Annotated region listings
┏━━

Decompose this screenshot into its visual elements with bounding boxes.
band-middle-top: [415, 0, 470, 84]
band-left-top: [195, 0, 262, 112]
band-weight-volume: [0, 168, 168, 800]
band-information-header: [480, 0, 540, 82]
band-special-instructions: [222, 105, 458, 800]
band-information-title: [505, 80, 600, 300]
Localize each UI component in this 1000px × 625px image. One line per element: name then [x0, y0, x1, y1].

┗━━
┏━━

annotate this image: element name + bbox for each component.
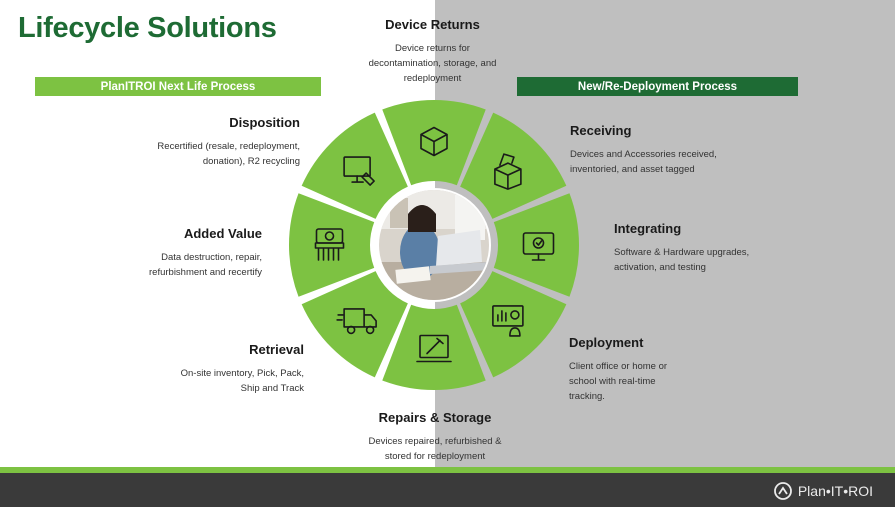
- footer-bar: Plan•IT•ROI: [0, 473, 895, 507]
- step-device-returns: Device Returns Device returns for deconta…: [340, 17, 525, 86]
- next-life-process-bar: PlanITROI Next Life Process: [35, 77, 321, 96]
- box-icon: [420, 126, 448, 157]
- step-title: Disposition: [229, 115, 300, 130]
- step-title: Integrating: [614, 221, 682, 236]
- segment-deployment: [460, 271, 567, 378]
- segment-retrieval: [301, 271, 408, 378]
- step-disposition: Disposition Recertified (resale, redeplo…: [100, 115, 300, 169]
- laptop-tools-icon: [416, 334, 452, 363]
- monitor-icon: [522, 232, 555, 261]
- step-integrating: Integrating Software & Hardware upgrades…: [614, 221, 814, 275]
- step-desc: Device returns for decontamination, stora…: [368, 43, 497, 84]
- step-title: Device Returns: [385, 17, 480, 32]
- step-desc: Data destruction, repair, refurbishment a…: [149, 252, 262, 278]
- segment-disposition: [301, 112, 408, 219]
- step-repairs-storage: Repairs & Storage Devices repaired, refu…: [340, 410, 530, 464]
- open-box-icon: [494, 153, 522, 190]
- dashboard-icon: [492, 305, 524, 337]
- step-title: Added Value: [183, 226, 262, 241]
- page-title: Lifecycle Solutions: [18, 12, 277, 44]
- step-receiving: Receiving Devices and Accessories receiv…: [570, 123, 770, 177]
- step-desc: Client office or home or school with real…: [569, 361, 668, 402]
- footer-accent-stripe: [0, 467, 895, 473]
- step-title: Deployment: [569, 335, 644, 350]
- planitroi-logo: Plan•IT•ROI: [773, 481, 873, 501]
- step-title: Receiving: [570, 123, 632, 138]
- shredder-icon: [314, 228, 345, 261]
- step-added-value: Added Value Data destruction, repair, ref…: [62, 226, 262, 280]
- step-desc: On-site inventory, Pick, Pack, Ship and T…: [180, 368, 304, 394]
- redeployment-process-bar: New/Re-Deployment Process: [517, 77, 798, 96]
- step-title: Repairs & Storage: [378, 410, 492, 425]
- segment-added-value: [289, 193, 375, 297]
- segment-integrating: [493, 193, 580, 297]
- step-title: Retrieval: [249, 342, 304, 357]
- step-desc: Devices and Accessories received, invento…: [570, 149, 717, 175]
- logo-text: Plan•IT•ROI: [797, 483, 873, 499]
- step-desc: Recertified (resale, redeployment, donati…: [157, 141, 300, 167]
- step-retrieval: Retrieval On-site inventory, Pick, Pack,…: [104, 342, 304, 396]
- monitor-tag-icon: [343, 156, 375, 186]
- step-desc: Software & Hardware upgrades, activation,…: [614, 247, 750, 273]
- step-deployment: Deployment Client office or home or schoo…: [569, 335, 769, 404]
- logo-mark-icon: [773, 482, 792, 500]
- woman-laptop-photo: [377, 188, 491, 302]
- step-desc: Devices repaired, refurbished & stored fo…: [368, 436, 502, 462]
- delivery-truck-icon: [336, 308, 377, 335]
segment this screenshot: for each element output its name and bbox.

┗━━
┏━━

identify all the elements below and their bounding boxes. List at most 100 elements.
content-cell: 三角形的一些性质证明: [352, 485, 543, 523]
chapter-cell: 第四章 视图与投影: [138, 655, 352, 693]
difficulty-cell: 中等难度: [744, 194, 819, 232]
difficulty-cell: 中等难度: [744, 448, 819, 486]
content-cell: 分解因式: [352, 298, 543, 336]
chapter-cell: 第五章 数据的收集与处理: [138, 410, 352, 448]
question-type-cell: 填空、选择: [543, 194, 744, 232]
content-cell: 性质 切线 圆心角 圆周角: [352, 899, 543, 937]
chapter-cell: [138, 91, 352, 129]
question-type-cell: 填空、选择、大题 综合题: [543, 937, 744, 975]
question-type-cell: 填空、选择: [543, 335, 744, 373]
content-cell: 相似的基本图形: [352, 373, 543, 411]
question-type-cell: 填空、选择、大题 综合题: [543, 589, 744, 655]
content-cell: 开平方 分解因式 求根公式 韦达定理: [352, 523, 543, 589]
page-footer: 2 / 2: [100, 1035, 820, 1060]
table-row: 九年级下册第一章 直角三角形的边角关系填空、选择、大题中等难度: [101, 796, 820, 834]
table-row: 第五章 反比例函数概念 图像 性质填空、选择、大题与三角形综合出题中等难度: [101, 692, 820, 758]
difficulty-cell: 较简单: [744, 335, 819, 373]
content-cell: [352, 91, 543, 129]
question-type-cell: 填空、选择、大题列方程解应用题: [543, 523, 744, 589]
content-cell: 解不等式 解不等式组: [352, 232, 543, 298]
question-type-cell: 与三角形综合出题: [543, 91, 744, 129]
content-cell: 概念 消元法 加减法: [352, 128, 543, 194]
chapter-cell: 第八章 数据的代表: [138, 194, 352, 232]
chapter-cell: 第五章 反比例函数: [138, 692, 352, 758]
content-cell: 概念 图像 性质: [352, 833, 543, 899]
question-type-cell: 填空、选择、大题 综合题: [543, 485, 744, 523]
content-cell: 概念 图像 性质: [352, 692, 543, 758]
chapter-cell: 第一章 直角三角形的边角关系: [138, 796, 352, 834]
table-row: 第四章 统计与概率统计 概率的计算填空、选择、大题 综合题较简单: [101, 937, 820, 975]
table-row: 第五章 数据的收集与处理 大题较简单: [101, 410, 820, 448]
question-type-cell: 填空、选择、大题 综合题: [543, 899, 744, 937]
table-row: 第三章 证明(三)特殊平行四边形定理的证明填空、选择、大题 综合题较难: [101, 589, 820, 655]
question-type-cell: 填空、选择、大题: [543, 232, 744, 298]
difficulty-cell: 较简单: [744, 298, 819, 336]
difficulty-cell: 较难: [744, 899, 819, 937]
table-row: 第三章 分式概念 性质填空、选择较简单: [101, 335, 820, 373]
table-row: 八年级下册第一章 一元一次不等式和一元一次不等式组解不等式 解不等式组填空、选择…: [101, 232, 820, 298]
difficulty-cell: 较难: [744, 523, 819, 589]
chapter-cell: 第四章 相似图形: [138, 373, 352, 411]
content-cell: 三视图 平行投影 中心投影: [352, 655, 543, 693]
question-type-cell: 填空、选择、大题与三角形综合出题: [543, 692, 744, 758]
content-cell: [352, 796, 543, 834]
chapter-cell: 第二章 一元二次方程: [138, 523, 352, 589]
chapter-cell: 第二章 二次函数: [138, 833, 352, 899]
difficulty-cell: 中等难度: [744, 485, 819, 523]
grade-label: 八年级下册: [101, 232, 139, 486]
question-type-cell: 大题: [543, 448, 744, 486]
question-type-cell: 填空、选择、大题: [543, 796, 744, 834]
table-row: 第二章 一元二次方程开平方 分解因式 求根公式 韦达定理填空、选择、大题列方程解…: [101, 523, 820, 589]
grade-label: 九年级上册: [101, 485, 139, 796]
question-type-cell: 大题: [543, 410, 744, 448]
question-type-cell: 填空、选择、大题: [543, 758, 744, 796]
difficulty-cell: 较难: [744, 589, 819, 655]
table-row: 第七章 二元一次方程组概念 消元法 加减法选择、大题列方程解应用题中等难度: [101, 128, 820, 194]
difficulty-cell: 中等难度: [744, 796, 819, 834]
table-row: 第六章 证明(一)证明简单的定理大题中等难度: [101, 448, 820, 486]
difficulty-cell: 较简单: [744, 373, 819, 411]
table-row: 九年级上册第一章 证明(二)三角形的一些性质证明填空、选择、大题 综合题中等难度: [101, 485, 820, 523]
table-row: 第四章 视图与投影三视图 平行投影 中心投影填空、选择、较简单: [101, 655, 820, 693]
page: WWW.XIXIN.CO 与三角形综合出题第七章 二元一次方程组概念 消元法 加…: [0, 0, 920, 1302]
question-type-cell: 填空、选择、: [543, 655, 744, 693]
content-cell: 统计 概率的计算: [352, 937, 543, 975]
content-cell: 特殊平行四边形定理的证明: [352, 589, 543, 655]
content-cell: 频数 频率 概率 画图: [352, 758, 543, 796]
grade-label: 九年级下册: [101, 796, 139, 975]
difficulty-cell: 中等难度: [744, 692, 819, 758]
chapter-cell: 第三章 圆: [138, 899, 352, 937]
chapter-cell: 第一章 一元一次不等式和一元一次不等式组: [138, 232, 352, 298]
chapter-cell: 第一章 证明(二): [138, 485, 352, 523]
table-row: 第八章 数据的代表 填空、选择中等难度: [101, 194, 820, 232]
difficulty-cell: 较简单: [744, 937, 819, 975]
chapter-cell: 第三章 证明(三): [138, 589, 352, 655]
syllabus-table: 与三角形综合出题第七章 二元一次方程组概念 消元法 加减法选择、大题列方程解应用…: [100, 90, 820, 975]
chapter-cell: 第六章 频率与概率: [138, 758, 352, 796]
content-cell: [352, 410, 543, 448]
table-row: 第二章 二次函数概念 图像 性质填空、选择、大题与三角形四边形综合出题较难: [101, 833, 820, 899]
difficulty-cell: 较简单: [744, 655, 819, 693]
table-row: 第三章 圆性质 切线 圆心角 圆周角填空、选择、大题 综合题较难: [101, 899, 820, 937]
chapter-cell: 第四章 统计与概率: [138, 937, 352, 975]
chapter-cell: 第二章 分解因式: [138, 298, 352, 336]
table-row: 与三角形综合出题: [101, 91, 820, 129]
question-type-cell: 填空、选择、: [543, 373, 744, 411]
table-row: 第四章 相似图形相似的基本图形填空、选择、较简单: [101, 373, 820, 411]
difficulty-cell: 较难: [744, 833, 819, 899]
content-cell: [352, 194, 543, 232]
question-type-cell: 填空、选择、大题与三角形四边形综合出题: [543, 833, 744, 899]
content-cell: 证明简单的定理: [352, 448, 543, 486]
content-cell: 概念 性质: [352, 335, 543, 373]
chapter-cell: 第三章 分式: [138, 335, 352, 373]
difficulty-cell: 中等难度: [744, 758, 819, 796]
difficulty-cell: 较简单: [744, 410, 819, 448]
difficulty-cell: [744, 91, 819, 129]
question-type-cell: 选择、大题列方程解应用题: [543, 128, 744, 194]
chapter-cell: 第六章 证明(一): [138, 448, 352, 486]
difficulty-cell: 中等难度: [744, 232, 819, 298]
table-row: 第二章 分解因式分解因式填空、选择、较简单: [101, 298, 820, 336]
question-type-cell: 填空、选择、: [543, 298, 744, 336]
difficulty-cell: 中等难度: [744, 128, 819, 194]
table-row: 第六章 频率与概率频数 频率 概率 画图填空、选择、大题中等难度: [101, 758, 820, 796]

┗━━

Objective:
Express the rows between the line holding "Decompose this screenshot" and the line holding "Localize each UI", inclusive, as a Markdown table with columns named Row and Line, leaving out any blank lines.

Answer in full:
| Row | Line |
|---|---|
| 1 | Decompose this screenshot into its visual elements with bounding boxes. |
| 2 | band-middle-top: [415, 0, 470, 84] |
| 3 | band-left-top: [195, 0, 262, 112] |
| 4 | band-weight-volume: [0, 168, 168, 800] |
| 5 | band-information-header: [480, 0, 540, 82] |
| 6 | band-special-instructions: [222, 105, 458, 800] |
| 7 | band-information-title: [505, 80, 600, 300] |
| 8 | Localize each UI component in this 1000px × 625px image. One line per element: name then [x0, y0, x1, y1]. |